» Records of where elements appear
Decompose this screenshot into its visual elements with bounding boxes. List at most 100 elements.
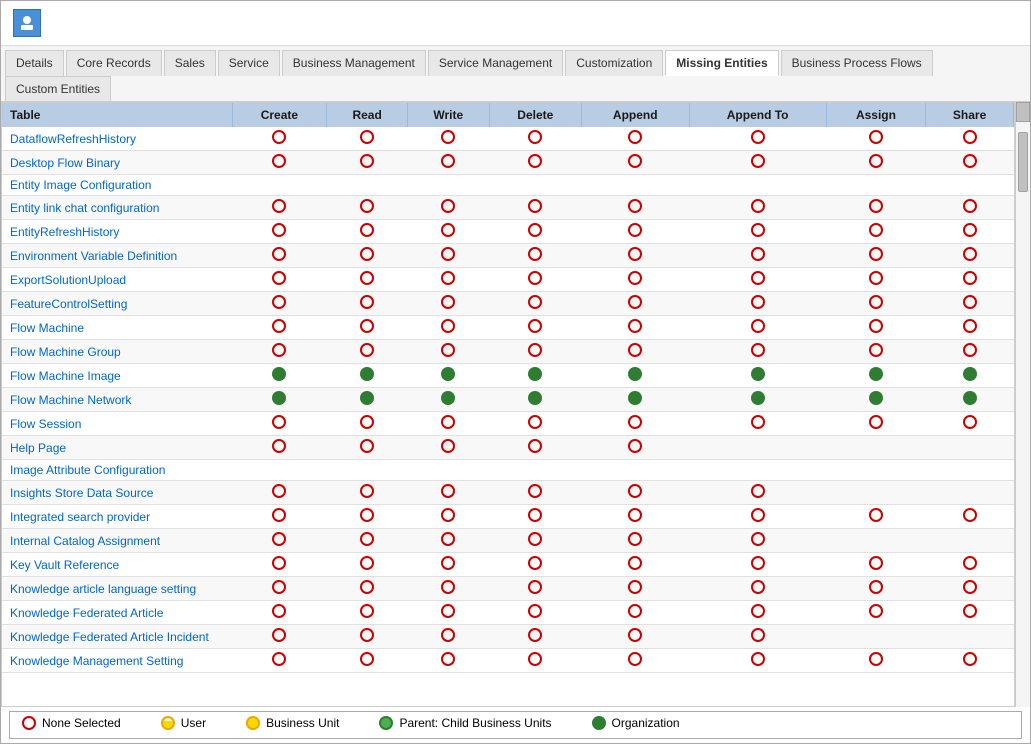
entity-name[interactable]: Entity Image Configuration: [2, 175, 232, 196]
permission-none[interactable]: [751, 154, 765, 168]
permission-none[interactable]: [628, 271, 642, 285]
permission-cell-share[interactable]: [926, 625, 1014, 649]
permission-cell-share[interactable]: [926, 505, 1014, 529]
permission-cell-delete[interactable]: [489, 220, 581, 244]
permission-none[interactable]: [628, 223, 642, 237]
permission-cell-appendTo[interactable]: [689, 601, 826, 625]
permission-cell-append[interactable]: [582, 151, 689, 175]
permission-none[interactable]: [963, 343, 977, 357]
permission-cell-read[interactable]: [327, 412, 408, 436]
permission-none[interactable]: [869, 223, 883, 237]
permission-none[interactable]: [360, 199, 374, 213]
permission-cell-delete[interactable]: [489, 175, 581, 196]
permission-cell-write[interactable]: [408, 649, 490, 673]
permission-none[interactable]: [360, 415, 374, 429]
permission-none[interactable]: [628, 343, 642, 357]
permission-none[interactable]: [963, 556, 977, 570]
permission-cell-assign[interactable]: [826, 196, 925, 220]
permission-none[interactable]: [360, 508, 374, 522]
permission-cell-appendTo[interactable]: [689, 436, 826, 460]
permission-none[interactable]: [751, 199, 765, 213]
permission-cell-appendTo[interactable]: [689, 529, 826, 553]
permission-none[interactable]: [272, 415, 286, 429]
permission-cell-delete[interactable]: [489, 292, 581, 316]
permission-none[interactable]: [628, 199, 642, 213]
permission-none[interactable]: [628, 652, 642, 666]
permission-cell-delete[interactable]: [489, 412, 581, 436]
permission-cell-read[interactable]: [327, 625, 408, 649]
permission-none[interactable]: [272, 580, 286, 594]
permission-none[interactable]: [272, 271, 286, 285]
permission-cell-create[interactable]: [232, 649, 327, 673]
permission-none[interactable]: [272, 652, 286, 666]
permission-none[interactable]: [272, 508, 286, 522]
permission-cell-appendTo[interactable]: [689, 649, 826, 673]
permission-cell-appendTo[interactable]: [689, 220, 826, 244]
permission-org[interactable]: [441, 367, 455, 381]
permission-none[interactable]: [360, 556, 374, 570]
permission-cell-append[interactable]: [582, 553, 689, 577]
permission-none[interactable]: [528, 271, 542, 285]
permission-none[interactable]: [272, 484, 286, 498]
permission-none[interactable]: [751, 223, 765, 237]
permission-none[interactable]: [528, 154, 542, 168]
permission-org[interactable]: [272, 391, 286, 405]
permission-cell-append[interactable]: [582, 436, 689, 460]
permission-none[interactable]: [272, 628, 286, 642]
permission-cell-delete[interactable]: [489, 601, 581, 625]
entity-name[interactable]: DataflowRefreshHistory: [2, 127, 232, 151]
permission-cell-create[interactable]: [232, 577, 327, 601]
table-container[interactable]: TableCreateReadWriteDeleteAppendAppend T…: [1, 102, 1015, 707]
permission-cell-create[interactable]: [232, 220, 327, 244]
permission-cell-write[interactable]: [408, 412, 490, 436]
permission-cell-create[interactable]: [232, 625, 327, 649]
permission-cell-read[interactable]: [327, 460, 408, 481]
permission-none[interactable]: [272, 130, 286, 144]
permission-cell-delete[interactable]: [489, 505, 581, 529]
permission-cell-appendTo[interactable]: [689, 364, 826, 388]
permission-none[interactable]: [751, 130, 765, 144]
permission-cell-create[interactable]: [232, 388, 327, 412]
permission-cell-append[interactable]: [582, 481, 689, 505]
permission-none[interactable]: [751, 295, 765, 309]
permission-cell-write[interactable]: [408, 388, 490, 412]
permission-none[interactable]: [441, 130, 455, 144]
permission-cell-share[interactable]: [926, 340, 1014, 364]
permission-none[interactable]: [751, 343, 765, 357]
permission-cell-delete[interactable]: [489, 625, 581, 649]
entity-name[interactable]: FeatureControlSetting: [2, 292, 232, 316]
permission-cell-assign[interactable]: [826, 364, 925, 388]
permission-none[interactable]: [528, 556, 542, 570]
permission-none[interactable]: [963, 580, 977, 594]
permission-none[interactable]: [963, 247, 977, 261]
permission-none[interactable]: [441, 484, 455, 498]
permission-none[interactable]: [441, 580, 455, 594]
permission-none[interactable]: [272, 319, 286, 333]
permission-cell-append[interactable]: [582, 340, 689, 364]
permission-cell-share[interactable]: [926, 460, 1014, 481]
entity-name[interactable]: Knowledge Federated Article Incident: [2, 625, 232, 649]
permission-cell-share[interactable]: [926, 364, 1014, 388]
permission-org[interactable]: [869, 367, 883, 381]
permission-cell-assign[interactable]: [826, 577, 925, 601]
tab-custom-entities[interactable]: Custom Entities: [5, 76, 111, 101]
permission-cell-read[interactable]: [327, 436, 408, 460]
permission-none[interactable]: [360, 223, 374, 237]
permission-none[interactable]: [628, 247, 642, 261]
permission-none[interactable]: [751, 532, 765, 546]
permission-none[interactable]: [360, 295, 374, 309]
permission-cell-delete[interactable]: [489, 649, 581, 673]
permission-cell-share[interactable]: [926, 151, 1014, 175]
permission-cell-write[interactable]: [408, 529, 490, 553]
permission-none[interactable]: [869, 343, 883, 357]
permission-cell-delete[interactable]: [489, 196, 581, 220]
permission-none[interactable]: [441, 223, 455, 237]
permission-none[interactable]: [869, 130, 883, 144]
permission-cell-append[interactable]: [582, 529, 689, 553]
permission-none[interactable]: [441, 628, 455, 642]
permission-cell-read[interactable]: [327, 292, 408, 316]
permission-cell-share[interactable]: [926, 481, 1014, 505]
permission-none[interactable]: [963, 199, 977, 213]
tab-details[interactable]: Details: [5, 50, 64, 76]
permission-cell-append[interactable]: [582, 175, 689, 196]
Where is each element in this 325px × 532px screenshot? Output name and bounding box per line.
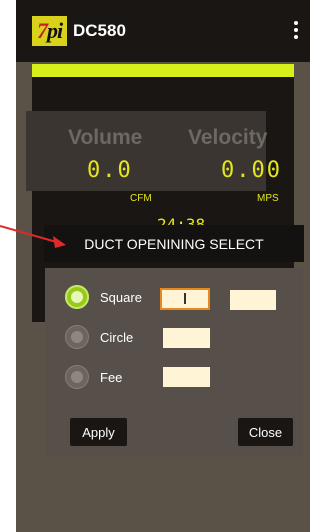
red-arrow-annotation [0, 225, 66, 248]
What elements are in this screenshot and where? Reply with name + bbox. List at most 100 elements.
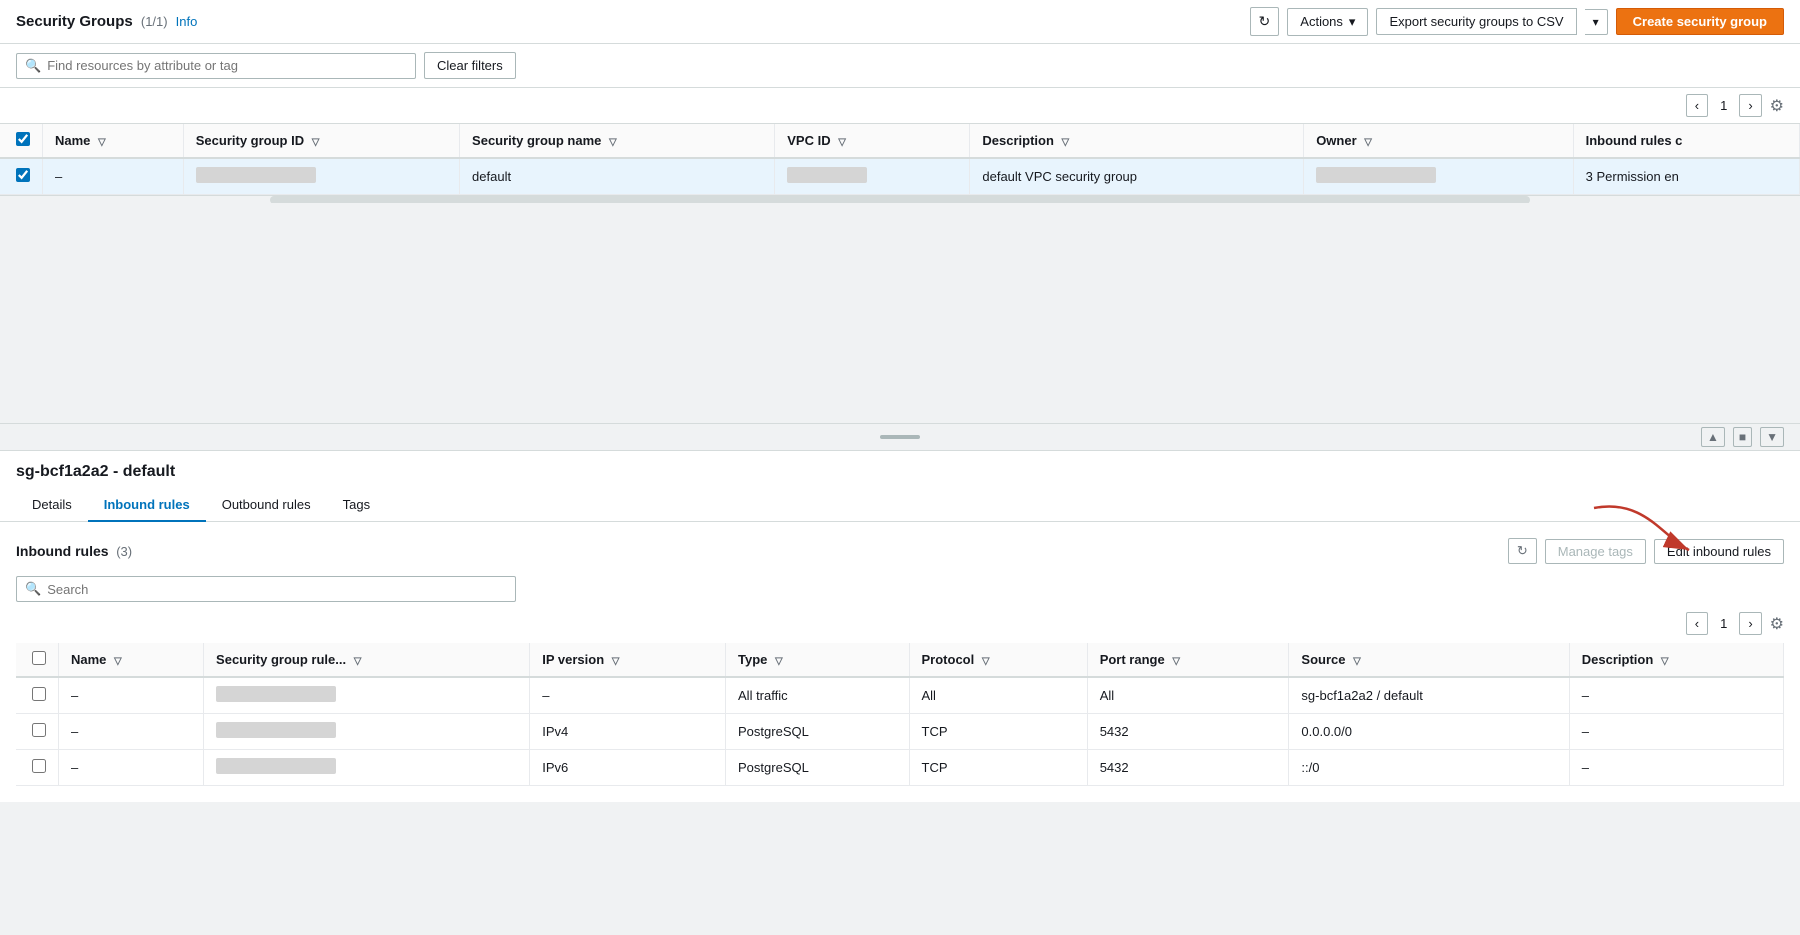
info-link[interactable]: Info <box>176 14 198 29</box>
export-button[interactable]: Export security groups to CSV <box>1376 8 1576 35</box>
actions-button[interactable]: Actions ▾ <box>1287 8 1368 36</box>
inbound-select-all-header[interactable] <box>16 643 59 677</box>
inbound-col-sg-rule-id[interactable]: Security group rule... ▽ <box>204 643 530 677</box>
inbound-cell-protocol: TCP <box>909 750 1087 786</box>
export-caret-button[interactable]: ▾ <box>1585 9 1608 35</box>
inbound-row-checkbox[interactable] <box>32 759 46 773</box>
inbound-col-port-range[interactable]: Port range ▽ <box>1087 643 1289 677</box>
inbound-table-row[interactable]: – IPv6 PostgreSQL TCP 5432 ::/0 – <box>16 750 1784 786</box>
row-checkbox[interactable] <box>16 168 30 182</box>
inbound-col-source[interactable]: Source ▽ <box>1289 643 1569 677</box>
inbound-refresh-button[interactable]: ↻ <box>1508 538 1537 564</box>
manage-tags-button[interactable]: Manage tags <box>1545 539 1646 564</box>
splitter-icons: ▲ ■ ▼ <box>1701 427 1784 447</box>
select-all-header[interactable] <box>0 124 43 158</box>
panel-split-button[interactable]: ■ <box>1733 427 1752 447</box>
inbound-cell-name: – <box>59 677 204 714</box>
tab-tags[interactable]: Tags <box>327 489 386 522</box>
select-all-checkbox[interactable] <box>16 132 30 146</box>
inbound-col-ip-version[interactable]: IP version ▽ <box>530 643 726 677</box>
inbound-row-checkbox-cell <box>16 714 59 750</box>
inbound-section: Inbound rules (3) ↻ Manage tags <box>0 522 1800 802</box>
name-sort-icon: ▽ <box>98 137 106 148</box>
detail-panel: sg-bcf1a2a2 - default Details Inbound ru… <box>0 451 1800 802</box>
inbound-select-all[interactable] <box>32 651 46 665</box>
create-security-group-button[interactable]: Create security group <box>1616 8 1784 35</box>
inbound-cell-sg-rule-id <box>204 750 530 786</box>
inbound-table-row[interactable]: – – All traffic All All sg-bcf1a2a2 / de… <box>16 677 1784 714</box>
search-box: 🔍 <box>16 53 416 79</box>
col-description[interactable]: Description ▽ <box>970 124 1304 158</box>
tab-outbound-rules[interactable]: Outbound rules <box>206 489 327 522</box>
empty-space <box>0 203 1800 423</box>
inbound-next-page[interactable]: › <box>1739 612 1761 635</box>
inbound-prev-page[interactable]: ‹ <box>1686 612 1708 635</box>
col-sg-name[interactable]: Security group name ▽ <box>460 124 775 158</box>
vpcid-sort-icon: ▽ <box>838 137 846 148</box>
pagination-controls: ‹ 1 › <box>1686 94 1762 117</box>
tabs: Details Inbound rules Outbound rules Tag… <box>0 489 1800 522</box>
tab-inbound-rules[interactable]: Inbound rules <box>88 489 206 522</box>
col-owner[interactable]: Owner ▽ <box>1304 124 1573 158</box>
inbound-page-number: 1 <box>1712 616 1735 631</box>
col-sg-id[interactable]: Security group ID ▽ <box>183 124 459 158</box>
cell-name: – <box>43 158 184 195</box>
inbound-cell-sg-rule-id <box>204 714 530 750</box>
inbound-cell-ip-version: IPv6 <box>530 750 726 786</box>
col-name[interactable]: Name ▽ <box>43 124 184 158</box>
desc-sort-icon: ▽ <box>1062 137 1070 148</box>
inbound-row-checkbox[interactable] <box>32 687 46 701</box>
inbound-header: Inbound rules (3) ↻ Manage tags <box>16 538 1784 564</box>
toolbar-left: Security Groups (1/1) Info <box>16 13 197 30</box>
inbound-search-input[interactable] <box>47 582 507 597</box>
sub-pagination: ‹ 1 › ⚙ <box>16 612 1784 635</box>
inbound-cell-type: PostgreSQL <box>726 714 909 750</box>
refresh-button[interactable]: ↻ <box>1250 7 1280 36</box>
splitter-handle <box>880 435 920 439</box>
inbound-cell-description: – <box>1569 714 1783 750</box>
cell-owner <box>1304 158 1573 195</box>
search-area: 🔍 Clear filters <box>0 44 1800 88</box>
table-row[interactable]: – default default VPC security group 3 P… <box>0 158 1800 195</box>
clear-filters-button[interactable]: Clear filters <box>424 52 516 79</box>
prev-page-button[interactable]: ‹ <box>1686 94 1708 117</box>
inbound-cell-name: – <box>59 714 204 750</box>
table-settings-button[interactable]: ⚙ <box>1770 96 1784 116</box>
inbound-table-row[interactable]: – IPv4 PostgreSQL TCP 5432 0.0.0.0/0 – <box>16 714 1784 750</box>
h-scrollbar[interactable] <box>0 195 1800 203</box>
inbound-col-type[interactable]: Type ▽ <box>726 643 909 677</box>
next-page-button[interactable]: › <box>1739 94 1761 117</box>
sgname-sort-icon: ▽ <box>609 137 617 148</box>
inbound-col-description[interactable]: Description ▽ <box>1569 643 1783 677</box>
inbound-cell-description: – <box>1569 677 1783 714</box>
main-table-wrapper: Name ▽ Security group ID ▽ Security grou… <box>0 124 1800 195</box>
inbound-rules-table: Name ▽ Security group rule... ▽ IP versi… <box>16 643 1784 786</box>
splitter[interactable]: ▲ ■ ▼ <box>0 423 1800 451</box>
tab-details[interactable]: Details <box>16 489 88 522</box>
inbound-search-area: 🔍 <box>16 576 1784 602</box>
col-vpc-id[interactable]: VPC ID ▽ <box>775 124 970 158</box>
inbound-title-area: Inbound rules (3) <box>16 543 132 559</box>
inbound-cell-port-range: All <box>1087 677 1289 714</box>
search-input[interactable] <box>47 58 407 73</box>
inbound-search-box: 🔍 <box>16 576 516 602</box>
inbound-source-sort: ▽ <box>1353 656 1361 667</box>
inbound-ipver-sort: ▽ <box>612 656 620 667</box>
inbound-proto-sort: ▽ <box>982 656 990 667</box>
inbound-name-sort: ▽ <box>114 656 122 667</box>
edit-inbound-rules-button[interactable]: Edit inbound rules <box>1654 539 1784 564</box>
owner-sort-icon: ▽ <box>1364 137 1372 148</box>
inbound-col-protocol[interactable]: Protocol ▽ <box>909 643 1087 677</box>
inbound-table-wrapper: Name ▽ Security group rule... ▽ IP versi… <box>16 643 1784 786</box>
inbound-pagination-controls: ‹ 1 › <box>1686 612 1762 635</box>
inbound-cell-name: – <box>59 750 204 786</box>
inbound-cell-source: sg-bcf1a2a2 / default <box>1289 677 1569 714</box>
inbound-cell-sg-rule-id <box>204 677 530 714</box>
inbound-search-icon: 🔍 <box>25 581 41 597</box>
panel-expand-bottom-button[interactable]: ▼ <box>1760 427 1784 447</box>
inbound-row-checkbox[interactable] <box>32 723 46 737</box>
inbound-table-settings[interactable]: ⚙ <box>1770 614 1784 634</box>
inbound-cell-ip-version: IPv4 <box>530 714 726 750</box>
inbound-col-name[interactable]: Name ▽ <box>59 643 204 677</box>
panel-expand-top-button[interactable]: ▲ <box>1701 427 1725 447</box>
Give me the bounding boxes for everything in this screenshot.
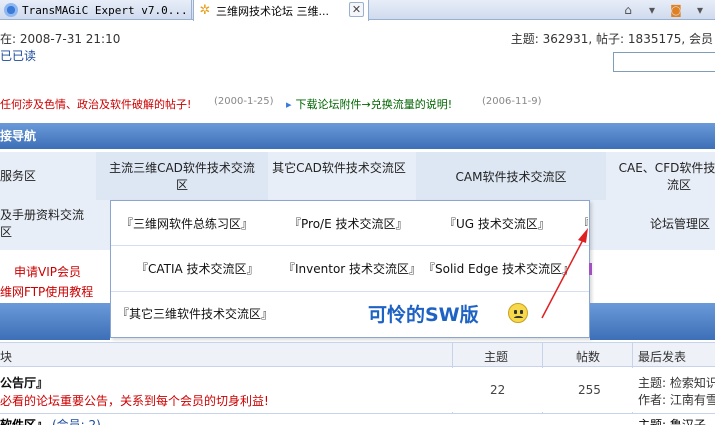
announcement-date: (2000-1-25) — [214, 96, 274, 107]
home-icon[interactable]: ⌂ — [621, 3, 635, 17]
last-post-author[interactable]: 作者: 江南有雪 — [638, 391, 715, 408]
forum-list-header — [590, 303, 715, 340]
nav-cell[interactable]: 服务区 — [0, 168, 96, 185]
tab-label: TransMAGiC Expert v7.0... — [22, 3, 188, 17]
search-input[interactable] — [613, 52, 715, 72]
close-tab-icon[interactable]: ✕ — [349, 2, 364, 17]
post-count: 255 — [578, 383, 601, 397]
nav-cell[interactable]: CAE、CFD软件技术交流区 — [614, 160, 715, 194]
column-header: 最后发表 — [638, 350, 687, 364]
announcement-link[interactable]: ▸ 下载论坛附件→兑换流量的说明! — [286, 96, 452, 112]
rss-icon[interactable]: ◙ — [669, 3, 683, 17]
forum-favicon-icon: ✲ — [199, 2, 211, 18]
last-post-topic[interactable]: 主题: 鲁汉子 — [638, 416, 706, 425]
last-post-topic[interactable]: 主题: 检索知识 — [638, 374, 715, 391]
quick-nav-header: 接导航 — [0, 123, 715, 149]
announcement-link[interactable]: 任何涉及色情、政治及软件破解的帖子! — [0, 96, 191, 112]
nav-cell[interactable]: 主流三维CAD软件技术交流区 — [96, 152, 268, 200]
nav-cell[interactable]: CAM软件技术交流区 — [416, 152, 606, 200]
last-login-text: 在: 2008-7-31 21:10 — [0, 32, 121, 46]
topic-count: 22 — [490, 383, 506, 397]
ftp-tutorial-link[interactable]: 维网FTP使用教程 — [0, 283, 93, 300]
announcement-date: (2006-11-9) — [482, 96, 542, 107]
subforum-link[interactable]: 『其它三维软件技术交流区』 — [117, 305, 273, 322]
nav-cell[interactable]: 其它CAD软件技术交流区 — [268, 160, 410, 177]
sad-face-icon — [508, 303, 528, 323]
browser-tab-bar: TransMAGiC Expert v7.0... ✲ 三维网技术论坛 三维..… — [0, 0, 715, 21]
forum-list-header — [0, 303, 110, 340]
forum-description: 必看的论坛重要公告，关系到每个会员的切身利益! — [0, 394, 269, 408]
divider — [589, 263, 592, 275]
tab-3dportal-forum[interactable]: ✲ 三维网技术论坛 三维... ✕ — [193, 0, 369, 21]
nav-cell[interactable]: 论坛管理区 — [650, 216, 715, 233]
table-row[interactable]: 软件区』 (会员: 2) 主题: 鲁汉子 — [0, 413, 715, 425]
subforum-link[interactable]: 『CATIA 技术交流区』 — [136, 260, 259, 277]
subforum-link[interactable]: 『 — [578, 215, 588, 232]
forum-title[interactable]: 软件区』 — [0, 416, 48, 425]
subforum-link[interactable]: 『Pro/E 技术交流区』 — [289, 215, 407, 232]
tab-label: 三维网技术论坛 三维... — [216, 4, 329, 18]
ie-page-icon — [4, 3, 18, 17]
subforum-link[interactable]: 『三维网软件总练习区』 — [121, 215, 253, 232]
table-row[interactable]: 公告厅』 必看的论坛重要公告，关系到每个会员的切身利益! 22 255 主题: … — [0, 368, 715, 412]
divider — [111, 291, 589, 292]
nav-cell[interactable]: 及手册资料交流区 — [0, 207, 88, 241]
annotation-text: 可怜的SW版 — [368, 304, 479, 326]
toolbar-icons: ⌂ ▾ ◙ ▾ — [621, 0, 715, 20]
column-header: 主题 — [484, 350, 509, 364]
tab-transmagic[interactable]: TransMAGiC Expert v7.0... — [0, 0, 192, 20]
forum-members: (会员: 2) — [52, 418, 101, 425]
chevron-down-icon[interactable]: ▾ — [693, 3, 707, 17]
dropdown-arrow-icon[interactable]: ▾ — [645, 3, 659, 17]
column-header: 帖数 — [576, 350, 601, 364]
forum-table-header: 块 主题 帖数 最后发表 — [0, 342, 715, 367]
column-header: 块 — [0, 350, 13, 364]
mark-all-read-link[interactable]: 已已读 — [0, 47, 36, 64]
forum-title[interactable]: 公告厅』 — [0, 374, 48, 391]
triangle-right-icon: ▸ — [286, 98, 292, 111]
subforum-link[interactable]: 『UG 技术交流区』 — [444, 215, 550, 232]
subforum-link[interactable]: 『Solid Edge 技术交流区』 — [423, 260, 574, 277]
apply-vip-link[interactable]: 申请VIP会员 — [14, 263, 81, 280]
divider — [111, 245, 589, 246]
forum-stats: 主题: 362931, 帖子: 1835175, 会员 — [510, 32, 713, 46]
subforum-link[interactable]: 『Inventor 技术交流区』 — [283, 260, 421, 277]
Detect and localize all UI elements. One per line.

» EXERCISE PROMPT
Quote the rows word for word, starting at the line that contains "red-arrow-annotation [0, 225, 66, 248]" and ending after the line that contains "What elements are".

» ANSWER TO THE PROBLEM
red-arrow-annotation [0, 225, 66, 248]
What elements are in this screenshot and where? Reply with name + bbox. List at most 100 elements.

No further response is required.